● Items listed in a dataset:
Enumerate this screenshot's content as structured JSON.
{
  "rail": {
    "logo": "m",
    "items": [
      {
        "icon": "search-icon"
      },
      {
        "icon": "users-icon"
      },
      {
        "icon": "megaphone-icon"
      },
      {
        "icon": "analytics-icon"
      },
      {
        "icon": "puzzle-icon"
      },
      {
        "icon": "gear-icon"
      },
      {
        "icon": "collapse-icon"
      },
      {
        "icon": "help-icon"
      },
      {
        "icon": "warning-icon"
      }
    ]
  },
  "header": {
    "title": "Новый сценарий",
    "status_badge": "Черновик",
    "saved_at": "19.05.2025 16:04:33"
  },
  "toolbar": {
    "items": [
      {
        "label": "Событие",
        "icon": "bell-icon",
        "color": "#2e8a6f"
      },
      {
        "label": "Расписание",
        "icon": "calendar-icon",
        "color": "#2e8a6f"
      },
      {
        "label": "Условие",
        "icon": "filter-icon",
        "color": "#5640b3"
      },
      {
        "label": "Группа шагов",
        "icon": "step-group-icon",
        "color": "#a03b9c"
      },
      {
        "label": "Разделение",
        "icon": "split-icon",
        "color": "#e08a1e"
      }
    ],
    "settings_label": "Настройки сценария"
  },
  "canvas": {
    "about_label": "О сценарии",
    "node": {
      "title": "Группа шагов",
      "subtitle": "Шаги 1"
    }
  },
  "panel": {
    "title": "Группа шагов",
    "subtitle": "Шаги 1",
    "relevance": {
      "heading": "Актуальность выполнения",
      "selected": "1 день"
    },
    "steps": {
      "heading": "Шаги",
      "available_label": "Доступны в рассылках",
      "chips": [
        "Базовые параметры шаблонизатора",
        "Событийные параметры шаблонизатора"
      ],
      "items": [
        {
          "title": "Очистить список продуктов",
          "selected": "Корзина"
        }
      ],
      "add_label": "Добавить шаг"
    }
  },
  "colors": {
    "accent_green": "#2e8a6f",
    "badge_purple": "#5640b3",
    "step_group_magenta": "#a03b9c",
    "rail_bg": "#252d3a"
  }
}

● Goal:
Every record above must be duplicated exactly.

● Complete output:
Enumerate this screenshot's content as structured JSON.
{
  "rail": {
    "logo": "m",
    "items": [
      {
        "icon": "search-icon"
      },
      {
        "icon": "users-icon"
      },
      {
        "icon": "megaphone-icon"
      },
      {
        "icon": "analytics-icon"
      },
      {
        "icon": "puzzle-icon"
      },
      {
        "icon": "gear-icon"
      },
      {
        "icon": "collapse-icon"
      },
      {
        "icon": "help-icon"
      },
      {
        "icon": "warning-icon"
      }
    ]
  },
  "header": {
    "title": "Новый сценарий",
    "status_badge": "Черновик",
    "saved_at": "19.05.2025 16:04:33"
  },
  "toolbar": {
    "items": [
      {
        "label": "Событие",
        "icon": "bell-icon",
        "color": "#2e8a6f"
      },
      {
        "label": "Расписание",
        "icon": "calendar-icon",
        "color": "#2e8a6f"
      },
      {
        "label": "Условие",
        "icon": "filter-icon",
        "color": "#5640b3"
      },
      {
        "label": "Группа шагов",
        "icon": "step-group-icon",
        "color": "#a03b9c"
      },
      {
        "label": "Разделение",
        "icon": "split-icon",
        "color": "#e08a1e"
      }
    ],
    "settings_label": "Настройки сценария"
  },
  "canvas": {
    "about_label": "О сценарии",
    "node": {
      "title": "Группа шагов",
      "subtitle": "Шаги 1"
    }
  },
  "panel": {
    "title": "Группа шагов",
    "subtitle": "Шаги 1",
    "relevance": {
      "heading": "Актуальность выполнения",
      "selected": "1 день"
    },
    "steps": {
      "heading": "Шаги",
      "available_label": "Доступны в рассылках",
      "chips": [
        "Базовые параметры шаблонизатора",
        "Событийные параметры шаблонизатора"
      ],
      "items": [
        {
          "title": "Очистить список продуктов",
          "selected": "Корзина"
        }
      ],
      "add_label": "Добавить шаг"
    }
  },
  "colors": {
    "accent_green": "#2e8a6f",
    "badge_purple": "#5640b3",
    "step_group_magenta": "#a03b9c",
    "rail_bg": "#252d3a"
  }
}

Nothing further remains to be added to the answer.